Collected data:
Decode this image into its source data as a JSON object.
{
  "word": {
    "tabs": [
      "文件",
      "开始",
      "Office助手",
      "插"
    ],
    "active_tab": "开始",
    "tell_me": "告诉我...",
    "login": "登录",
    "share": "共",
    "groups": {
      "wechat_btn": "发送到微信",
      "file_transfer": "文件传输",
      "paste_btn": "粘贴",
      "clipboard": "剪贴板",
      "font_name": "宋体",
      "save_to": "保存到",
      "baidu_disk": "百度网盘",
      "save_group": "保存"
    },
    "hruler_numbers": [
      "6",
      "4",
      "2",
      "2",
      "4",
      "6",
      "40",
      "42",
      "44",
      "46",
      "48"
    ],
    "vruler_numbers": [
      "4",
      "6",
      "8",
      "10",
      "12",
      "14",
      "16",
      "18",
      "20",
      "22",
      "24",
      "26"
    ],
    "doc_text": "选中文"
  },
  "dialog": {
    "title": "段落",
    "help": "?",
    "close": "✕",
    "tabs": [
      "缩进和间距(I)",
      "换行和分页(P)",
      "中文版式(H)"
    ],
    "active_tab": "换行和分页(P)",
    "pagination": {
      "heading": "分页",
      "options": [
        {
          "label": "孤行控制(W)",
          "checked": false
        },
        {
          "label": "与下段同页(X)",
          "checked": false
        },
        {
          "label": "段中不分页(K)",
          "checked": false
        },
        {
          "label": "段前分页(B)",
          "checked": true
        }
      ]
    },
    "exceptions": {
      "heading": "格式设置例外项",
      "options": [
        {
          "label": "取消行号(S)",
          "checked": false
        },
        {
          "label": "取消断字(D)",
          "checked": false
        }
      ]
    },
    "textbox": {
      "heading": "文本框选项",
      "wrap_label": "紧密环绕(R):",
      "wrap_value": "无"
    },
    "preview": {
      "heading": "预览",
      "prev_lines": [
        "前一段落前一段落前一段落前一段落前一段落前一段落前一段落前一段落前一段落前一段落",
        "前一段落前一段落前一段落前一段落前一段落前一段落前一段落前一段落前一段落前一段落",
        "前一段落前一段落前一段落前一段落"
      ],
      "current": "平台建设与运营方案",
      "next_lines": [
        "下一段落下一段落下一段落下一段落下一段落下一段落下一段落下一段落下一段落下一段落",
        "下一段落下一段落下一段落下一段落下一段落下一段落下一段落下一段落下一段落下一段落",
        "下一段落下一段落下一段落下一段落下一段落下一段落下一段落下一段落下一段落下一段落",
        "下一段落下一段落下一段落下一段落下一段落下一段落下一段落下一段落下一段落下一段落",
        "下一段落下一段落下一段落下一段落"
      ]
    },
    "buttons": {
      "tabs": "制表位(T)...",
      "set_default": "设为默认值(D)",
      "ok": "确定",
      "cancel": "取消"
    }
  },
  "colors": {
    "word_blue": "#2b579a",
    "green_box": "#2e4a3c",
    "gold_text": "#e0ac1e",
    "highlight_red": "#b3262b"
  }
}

§ **The exercise**: Return all the data exactly as given.

§ **Written answer**:
Decode this image into its source data as a JSON object.
{
  "word": {
    "tabs": [
      "文件",
      "开始",
      "Office助手",
      "插"
    ],
    "active_tab": "开始",
    "tell_me": "告诉我...",
    "login": "登录",
    "share": "共",
    "groups": {
      "wechat_btn": "发送到微信",
      "file_transfer": "文件传输",
      "paste_btn": "粘贴",
      "clipboard": "剪贴板",
      "font_name": "宋体",
      "save_to": "保存到",
      "baidu_disk": "百度网盘",
      "save_group": "保存"
    },
    "hruler_numbers": [
      "6",
      "4",
      "2",
      "2",
      "4",
      "6",
      "40",
      "42",
      "44",
      "46",
      "48"
    ],
    "vruler_numbers": [
      "4",
      "6",
      "8",
      "10",
      "12",
      "14",
      "16",
      "18",
      "20",
      "22",
      "24",
      "26"
    ],
    "doc_text": "选中文"
  },
  "dialog": {
    "title": "段落",
    "help": "?",
    "close": "✕",
    "tabs": [
      "缩进和间距(I)",
      "换行和分页(P)",
      "中文版式(H)"
    ],
    "active_tab": "换行和分页(P)",
    "pagination": {
      "heading": "分页",
      "options": [
        {
          "label": "孤行控制(W)",
          "checked": false
        },
        {
          "label": "与下段同页(X)",
          "checked": false
        },
        {
          "label": "段中不分页(K)",
          "checked": false
        },
        {
          "label": "段前分页(B)",
          "checked": true
        }
      ]
    },
    "exceptions": {
      "heading": "格式设置例外项",
      "options": [
        {
          "label": "取消行号(S)",
          "checked": false
        },
        {
          "label": "取消断字(D)",
          "checked": false
        }
      ]
    },
    "textbox": {
      "heading": "文本框选项",
      "wrap_label": "紧密环绕(R):",
      "wrap_value": "无"
    },
    "preview": {
      "heading": "预览",
      "prev_lines": [
        "前一段落前一段落前一段落前一段落前一段落前一段落前一段落前一段落前一段落前一段落",
        "前一段落前一段落前一段落前一段落前一段落前一段落前一段落前一段落前一段落前一段落",
        "前一段落前一段落前一段落前一段落"
      ],
      "current": "平台建设与运营方案",
      "next_lines": [
        "下一段落下一段落下一段落下一段落下一段落下一段落下一段落下一段落下一段落下一段落",
        "下一段落下一段落下一段落下一段落下一段落下一段落下一段落下一段落下一段落下一段落",
        "下一段落下一段落下一段落下一段落下一段落下一段落下一段落下一段落下一段落下一段落",
        "下一段落下一段落下一段落下一段落下一段落下一段落下一段落下一段落下一段落下一段落",
        "下一段落下一段落下一段落下一段落"
      ]
    },
    "buttons": {
      "tabs": "制表位(T)...",
      "set_default": "设为默认值(D)",
      "ok": "确定",
      "cancel": "取消"
    }
  },
  "colors": {
    "word_blue": "#2b579a",
    "green_box": "#2e4a3c",
    "gold_text": "#e0ac1e",
    "highlight_red": "#b3262b"
  }
}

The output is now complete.